• _The request_
Give the entries again, word for word.
◆ ◆ ◆
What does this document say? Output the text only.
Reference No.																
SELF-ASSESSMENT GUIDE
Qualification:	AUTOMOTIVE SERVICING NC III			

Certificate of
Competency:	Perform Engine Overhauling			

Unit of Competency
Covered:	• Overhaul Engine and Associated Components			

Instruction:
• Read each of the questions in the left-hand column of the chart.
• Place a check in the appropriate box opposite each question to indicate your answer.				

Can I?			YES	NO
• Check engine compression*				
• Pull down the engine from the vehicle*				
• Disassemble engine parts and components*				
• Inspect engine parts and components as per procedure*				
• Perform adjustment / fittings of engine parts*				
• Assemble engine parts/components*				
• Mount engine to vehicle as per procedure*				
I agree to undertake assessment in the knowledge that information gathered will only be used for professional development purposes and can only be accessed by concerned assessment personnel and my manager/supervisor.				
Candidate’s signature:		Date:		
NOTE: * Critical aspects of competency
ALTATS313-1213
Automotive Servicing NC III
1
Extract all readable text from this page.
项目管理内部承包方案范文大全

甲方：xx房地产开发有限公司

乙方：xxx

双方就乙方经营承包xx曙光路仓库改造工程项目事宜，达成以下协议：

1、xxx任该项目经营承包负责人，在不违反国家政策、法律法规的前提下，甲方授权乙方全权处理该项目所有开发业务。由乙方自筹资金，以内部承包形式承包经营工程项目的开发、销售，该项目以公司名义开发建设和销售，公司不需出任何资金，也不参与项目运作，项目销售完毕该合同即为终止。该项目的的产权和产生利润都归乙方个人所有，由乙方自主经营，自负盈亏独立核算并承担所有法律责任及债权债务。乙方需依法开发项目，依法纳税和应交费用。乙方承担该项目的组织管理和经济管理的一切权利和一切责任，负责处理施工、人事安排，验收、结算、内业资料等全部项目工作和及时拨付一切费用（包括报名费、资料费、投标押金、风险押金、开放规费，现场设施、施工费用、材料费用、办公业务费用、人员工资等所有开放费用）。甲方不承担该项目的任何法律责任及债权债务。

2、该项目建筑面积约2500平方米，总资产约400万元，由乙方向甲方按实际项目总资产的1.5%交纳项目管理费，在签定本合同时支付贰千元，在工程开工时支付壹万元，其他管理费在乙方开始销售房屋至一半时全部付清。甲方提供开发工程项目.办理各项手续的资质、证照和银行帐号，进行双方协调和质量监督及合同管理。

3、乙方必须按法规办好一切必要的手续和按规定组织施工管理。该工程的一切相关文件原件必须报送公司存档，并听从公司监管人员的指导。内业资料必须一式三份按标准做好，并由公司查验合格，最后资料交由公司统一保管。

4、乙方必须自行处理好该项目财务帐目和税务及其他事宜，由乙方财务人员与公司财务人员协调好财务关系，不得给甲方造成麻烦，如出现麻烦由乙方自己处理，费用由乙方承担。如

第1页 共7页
◆ ◆ ◆
• _Result for this task_
What does this document say? Output the text only.
Reference No.																
SELF-ASSESSMENT GUIDE
Qualification:	AUTOMOTIVE SERVICING NC III			

Certificate of
Competency:	Perform Engine Overhauling			

Unit of Competency
Covered:	• Overhaul Engine and Associated Components			

Instruction:
• Read each of the questions in the left-hand column of the chart.
• Place a check in the appropriate box opposite each question to indicate your answer.				

Can I?			YES	NO
• Check engine compression*				
• Pull down the engine from the vehicle*				
• Disassemble engine parts and components*				
• Inspect engine parts and components as per procedure*				
• Perform adjustment / fittings of engine parts*				
• Assemble engine parts/components*				
• Mount engine to vehicle as per procedure*				
I agree to undertake assessment in the knowledge that information gathered will only be used for professional development purposes and can only be accessed by concerned assessment personnel and my manager/supervisor.				
Candidate’s signature:		Date:		
NOTE: * Critical aspects of competency
ALTATS313-1213
Automotive Servicing NC III
1
Extract all readable text from this page.
项目管理内部承包方案范文大全

甲方：xx房地产开发有限公司

乙方：xxx

双方就乙方经营承包xx曙光路仓库改造工程项目事宜，达成以下协议：

1、xxx任该项目经营承包负责人，在不违反国家政策、法律法规的前提下，甲方授权乙方全权处理该项目所有开发业务。由乙方自筹资金，以内部承包形式承包经营工程项目的开发、销售，该项目以公司名义开发建设和销售，公司不需出任何资金，也不参与项目运作，项目销售完毕该合同即为终止。该项目的的产权和产生利润都归乙方个人所有，由乙方自主经营，自负盈亏独立核算并承担所有法律责任及债权债务。乙方需依法开发项目，依法纳税和应交费用。乙方承担该项目的组织管理和经济管理的一切权利和一切责任，负责处理施工、人事安排，验收、结算、内业资料等全部项目工作和及时拨付一切费用（包括报名费、资料费、投标押金、风险押金、开放规费，现场设施、施工费用、材料费用、办公业务费用、人员工资等所有开放费用）。甲方不承担该项目的任何法律责任及债权债务。

2、该项目建筑面积约2500平方米，总资产约400万元，由乙方向甲方按实际项目总资产的1.5%交纳项目管理费，在签定本合同时支付贰千元，在工程开工时支付壹万元，其他管理费在乙方开始销售房屋至一半时全部付清。甲方提供开发工程项目.办理各项手续的资质、证照和银行帐号，进行双方协调和质量监督及合同管理。

3、乙方必须按法规办好一切必要的手续和按规定组织施工管理。该工程的一切相关文件原件必须报送公司存档，并听从公司监管人员的指导。内业资料必须一式三份按标准做好，并由公司查验合格，最后资料交由公司统一保管。

4、乙方必须自行处理好该项目财务帐目和税务及其他事宜，由乙方财务人员与公司财务人员协调好财务关系，不得给甲方造成麻烦，如出现麻烦由乙方自己处理，费用由乙方承担。如

第1页 共7页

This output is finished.